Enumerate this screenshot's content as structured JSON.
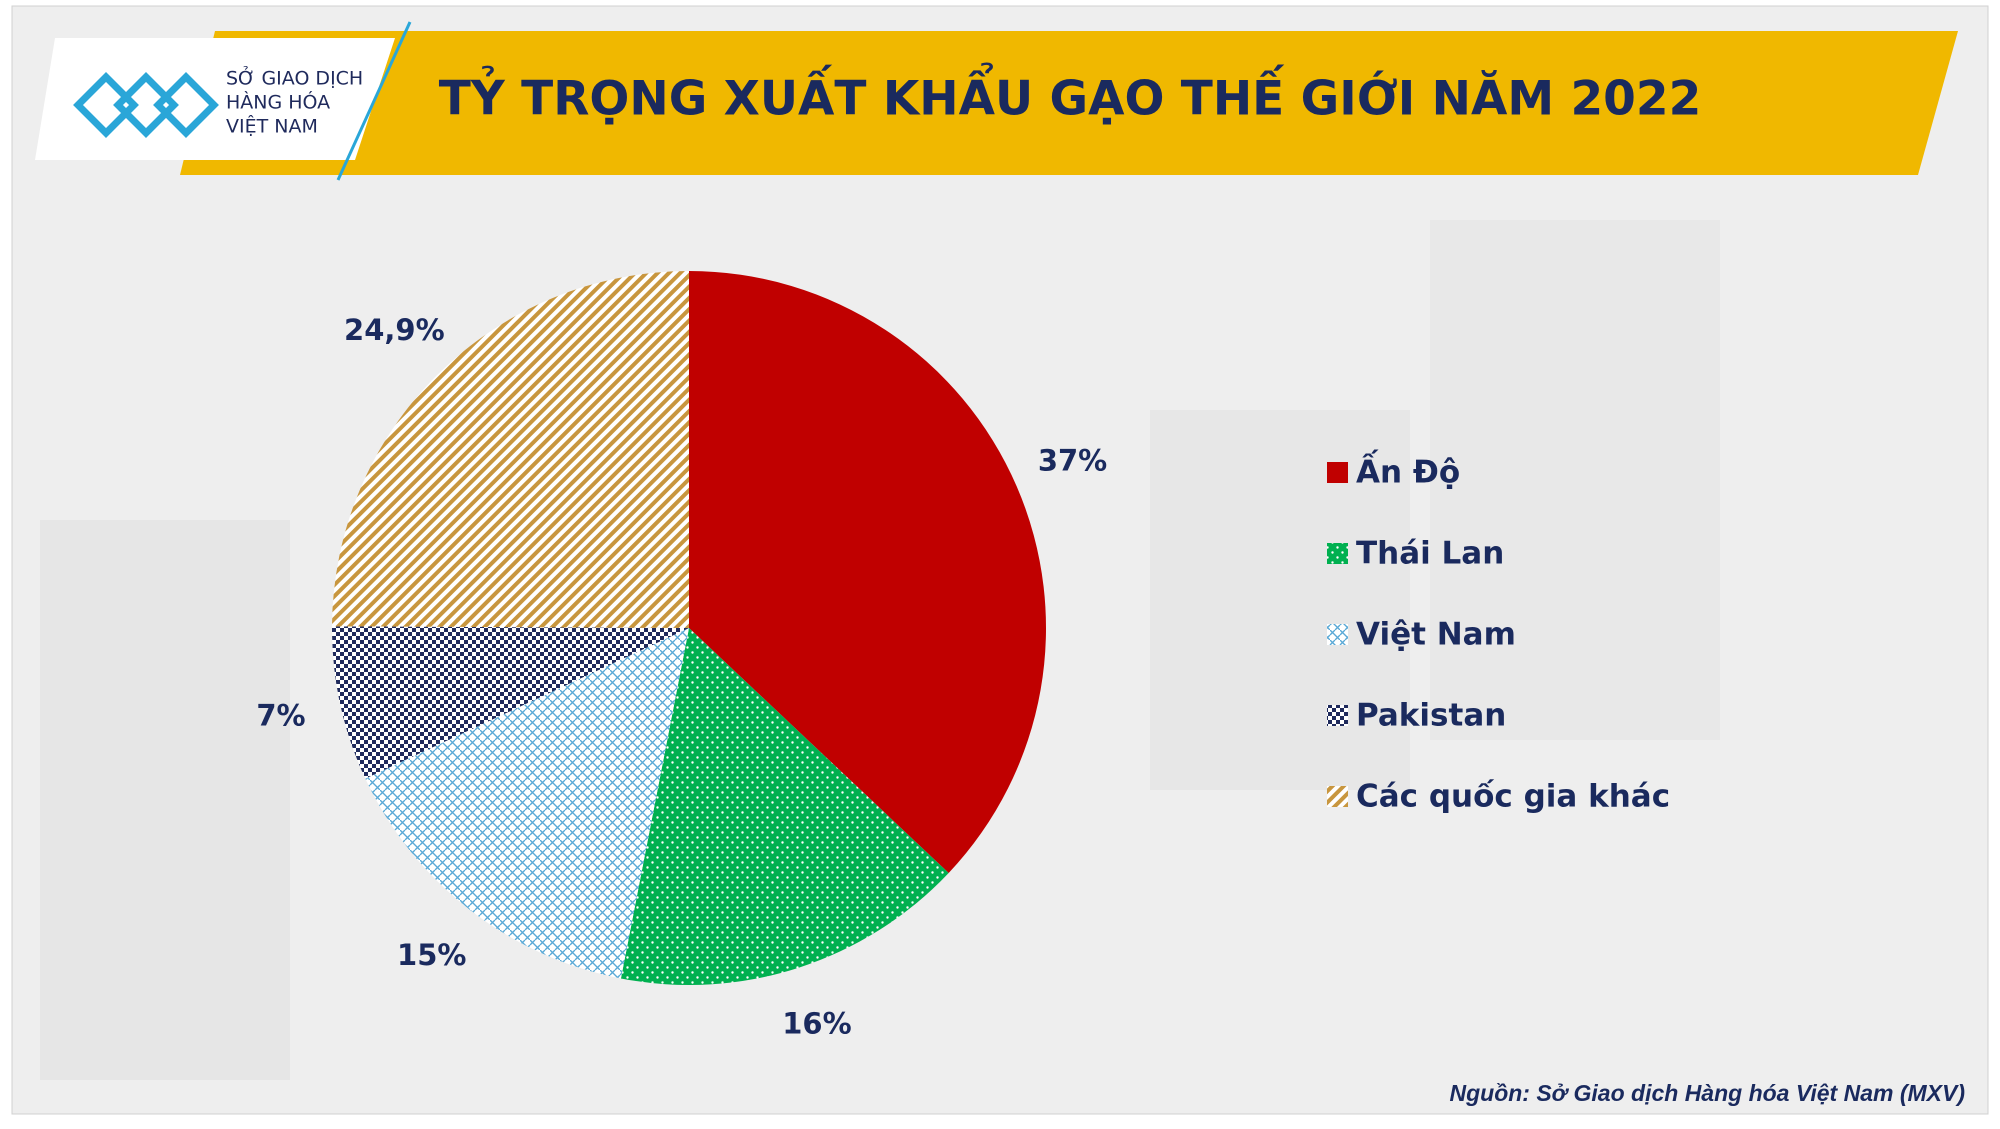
{
  "logo": [
    "SỞ GIAO DỊCH",
    "HÀNG HÓA",
    "VIỆT NAM"
  ],
  "chart_data": {
    "type": "pie",
    "title": "TỶ TRỌNG XUẤT KHẨU GẠO THẾ GIỚI NĂM 2022",
    "categories": [
      "Ấn Độ",
      "Thái Lan",
      "Việt Nam",
      "Pakistan",
      "Các quốc gia khác"
    ],
    "values": [
      37,
      16,
      15,
      7,
      24.9
    ],
    "value_labels": [
      "37%",
      "16%",
      "15%",
      "7%",
      "24,9%"
    ],
    "colors": [
      "#c00000",
      "#00b050",
      "#5aa9d6",
      "#1f2a5c",
      "#c8963e"
    ],
    "legend": "right"
  },
  "source": "Nguồn: Sở Giao dịch Hàng hóa Việt Nam (MXV)"
}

------------------------------------------------

What you should do
Every line above should be returned exactly; the pictures stay out.

Answer in full
Enumerate this screenshot's content as structured JSON.
{
  "logo": [
    "SỞ GIAO DỊCH",
    "HÀNG HÓA",
    "VIỆT NAM"
  ],
  "chart_data": {
    "type": "pie",
    "title": "TỶ TRỌNG XUẤT KHẨU GẠO THẾ GIỚI NĂM 2022",
    "categories": [
      "Ấn Độ",
      "Thái Lan",
      "Việt Nam",
      "Pakistan",
      "Các quốc gia khác"
    ],
    "values": [
      37,
      16,
      15,
      7,
      24.9
    ],
    "value_labels": [
      "37%",
      "16%",
      "15%",
      "7%",
      "24,9%"
    ],
    "colors": [
      "#c00000",
      "#00b050",
      "#5aa9d6",
      "#1f2a5c",
      "#c8963e"
    ],
    "legend": "right"
  },
  "source": "Nguồn: Sở Giao dịch Hàng hóa Việt Nam (MXV)"
}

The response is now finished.